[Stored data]
--- Begin ---
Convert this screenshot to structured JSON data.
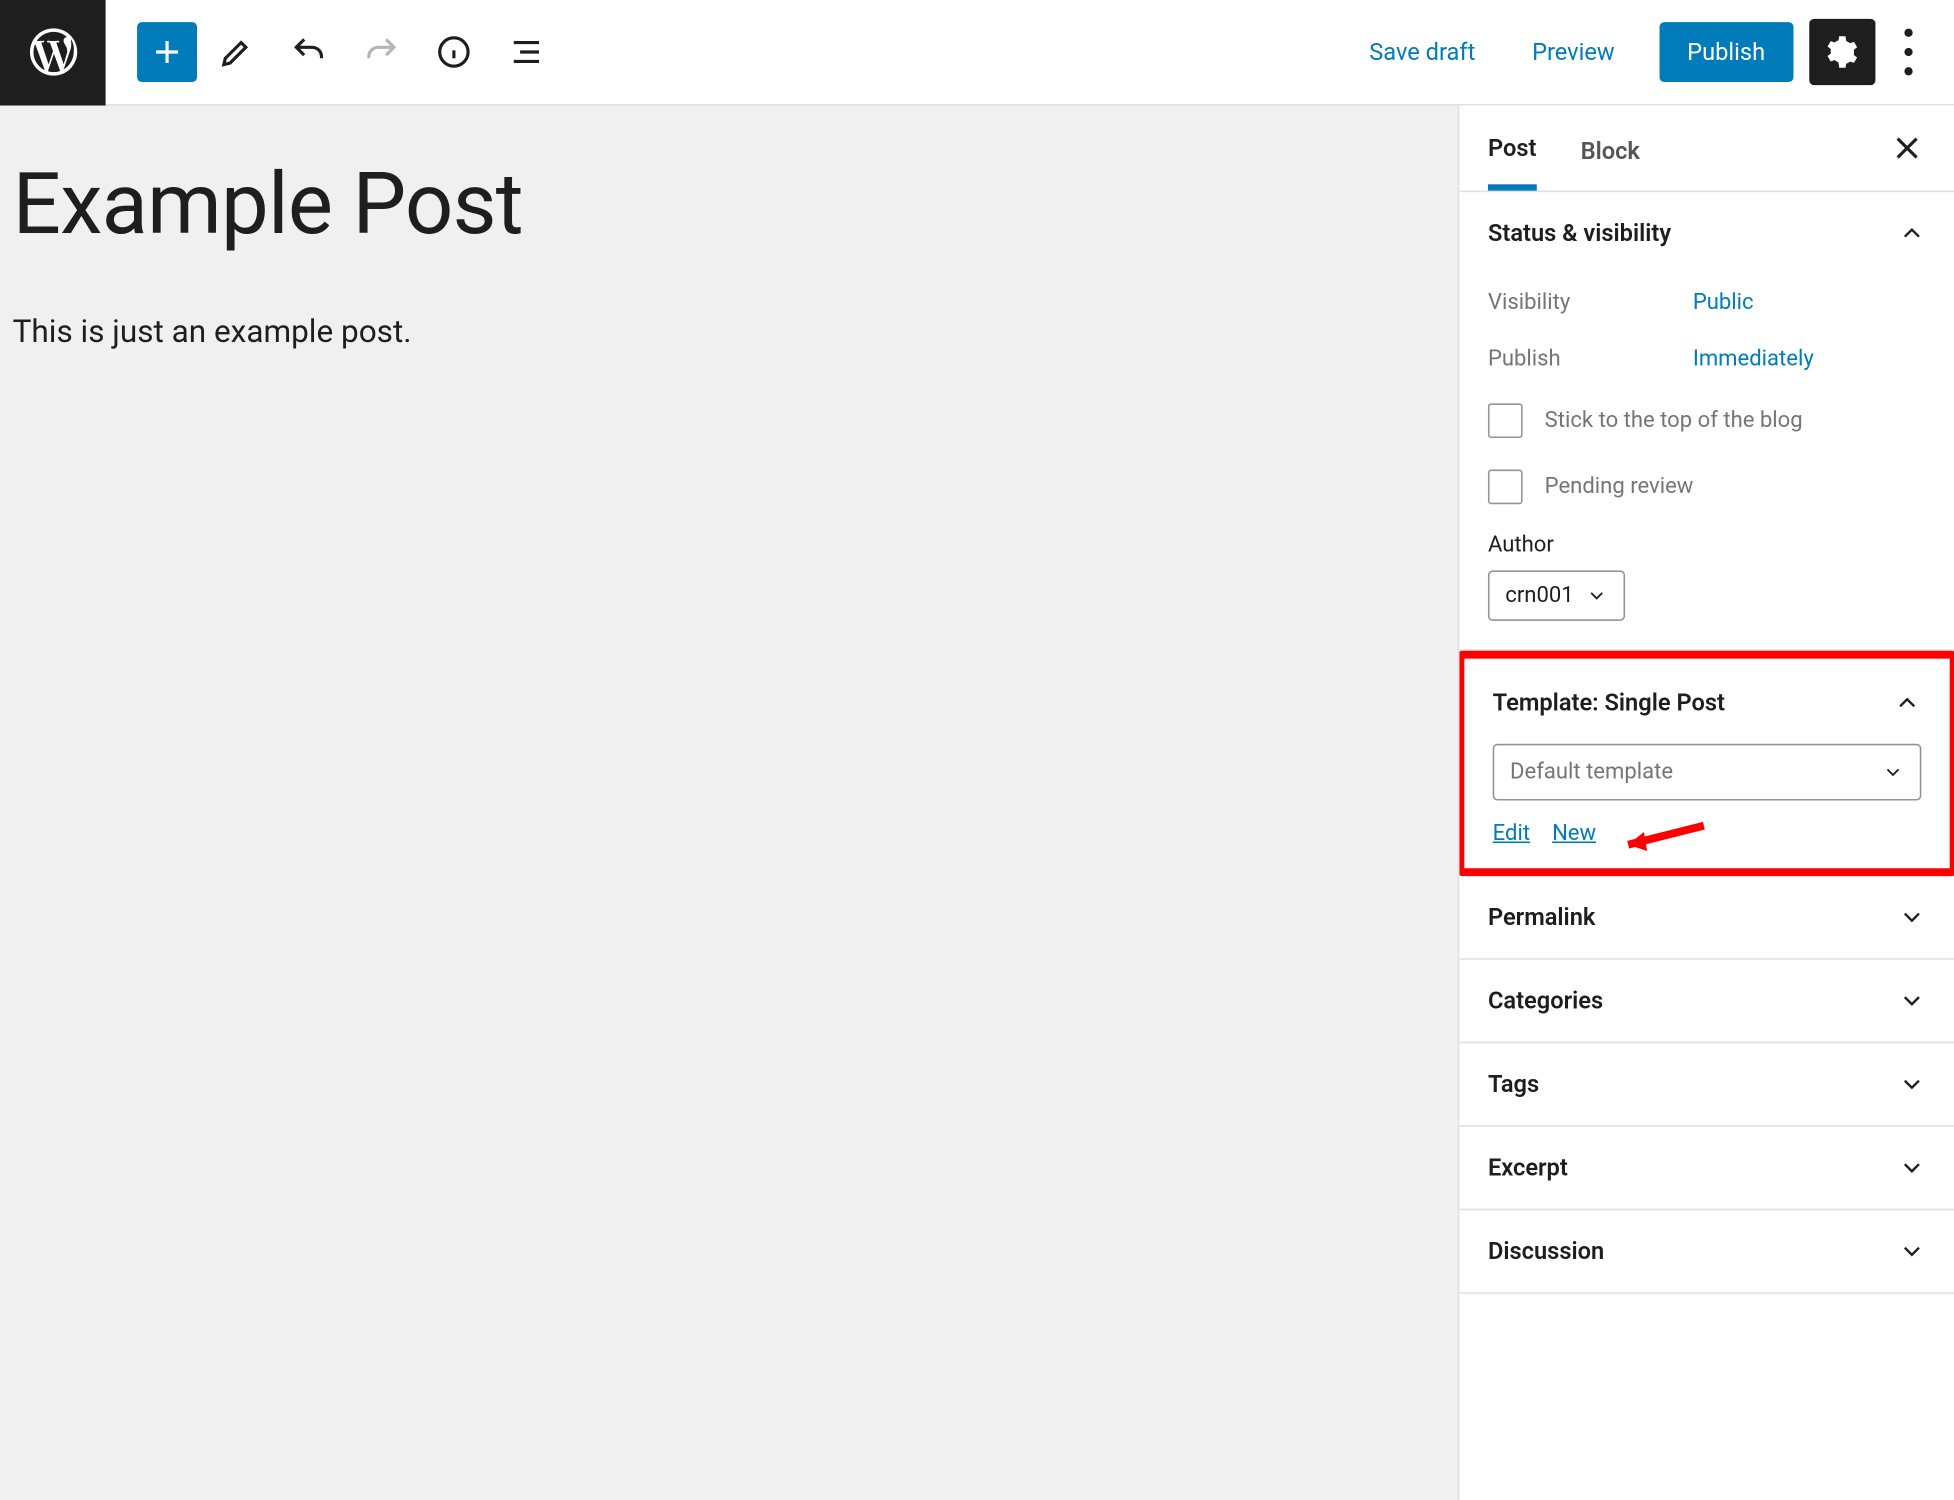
{
  "toolbar": {
    "save_draft": "Save draft",
    "preview": "Preview",
    "publish": "Publish"
  },
  "post": {
    "title": "Example Post",
    "body": "This is just an example post."
  },
  "sidebar": {
    "tabs": {
      "post": "Post",
      "block": "Block"
    },
    "status": {
      "title": "Status & visibility",
      "visibility_label": "Visibility",
      "visibility_value": "Public",
      "publish_label": "Publish",
      "publish_value": "Immediately",
      "stick_label": "Stick to the top of the blog",
      "pending_label": "Pending review",
      "author_label": "Author",
      "author_value": "crn001"
    },
    "template": {
      "title": "Template: Single Post",
      "select_value": "Default template",
      "edit": "Edit",
      "new": "New"
    },
    "panels": {
      "permalink": "Permalink",
      "categories": "Categories",
      "tags": "Tags",
      "excerpt": "Excerpt",
      "discussion": "Discussion"
    }
  }
}
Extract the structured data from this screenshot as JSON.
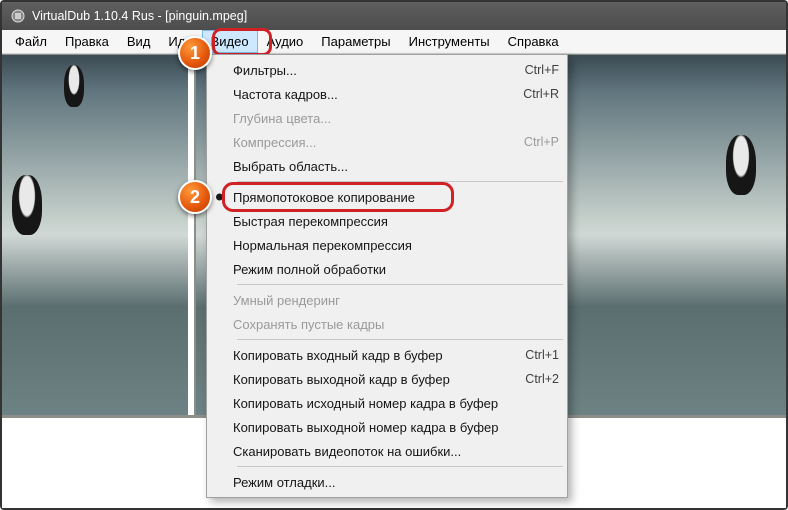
{
  "title": "VirtualDub 1.10.4 Rus - [pinguin.mpeg]",
  "menubar": [
    "Файл",
    "Правка",
    "Вид",
    "Иди",
    "Видео",
    "Аудио",
    "Параметры",
    "Инструменты",
    "Справка"
  ],
  "open_menu_index": 4,
  "callouts": {
    "1": "1",
    "2": "2"
  },
  "dropdown": {
    "groups": [
      [
        {
          "label": "Фильтры...",
          "shortcut": "Ctrl+F",
          "disabled": false
        },
        {
          "label": "Частота кадров...",
          "shortcut": "Ctrl+R",
          "disabled": false
        },
        {
          "label": "Глубина цвета...",
          "shortcut": "",
          "disabled": true
        },
        {
          "label": "Компрессия...",
          "shortcut": "Ctrl+P",
          "disabled": true
        },
        {
          "label": "Выбрать область...",
          "shortcut": "",
          "disabled": false
        }
      ],
      [
        {
          "label": "Прямопотоковое копирование",
          "shortcut": "",
          "disabled": false,
          "checked": true,
          "highlight": true
        },
        {
          "label": "Быстрая перекомпрессия",
          "shortcut": "",
          "disabled": false
        },
        {
          "label": "Нормальная перекомпрессия",
          "shortcut": "",
          "disabled": false
        },
        {
          "label": "Режим полной обработки",
          "shortcut": "",
          "disabled": false
        }
      ],
      [
        {
          "label": "Умный рендеринг",
          "shortcut": "",
          "disabled": true
        },
        {
          "label": "Сохранять пустые кадры",
          "shortcut": "",
          "disabled": true
        }
      ],
      [
        {
          "label": "Копировать входный кадр в буфер",
          "shortcut": "Ctrl+1",
          "disabled": false
        },
        {
          "label": "Копировать выходной кадр в буфер",
          "shortcut": "Ctrl+2",
          "disabled": false
        },
        {
          "label": "Копировать исходный номер кадра в буфер",
          "shortcut": "",
          "disabled": false
        },
        {
          "label": "Копировать выходной номер кадра в буфер",
          "shortcut": "",
          "disabled": false
        },
        {
          "label": "Сканировать видеопоток на ошибки...",
          "shortcut": "",
          "disabled": false
        }
      ],
      [
        {
          "label": "Режим отладки...",
          "shortcut": "",
          "disabled": false
        }
      ]
    ]
  }
}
--- End ---
Report all lines of the data above that include the string "screenshot".

### [REPLY TO THE TASK]
Convert this screenshot to structured JSON data.
Extract the structured data from this screenshot as JSON.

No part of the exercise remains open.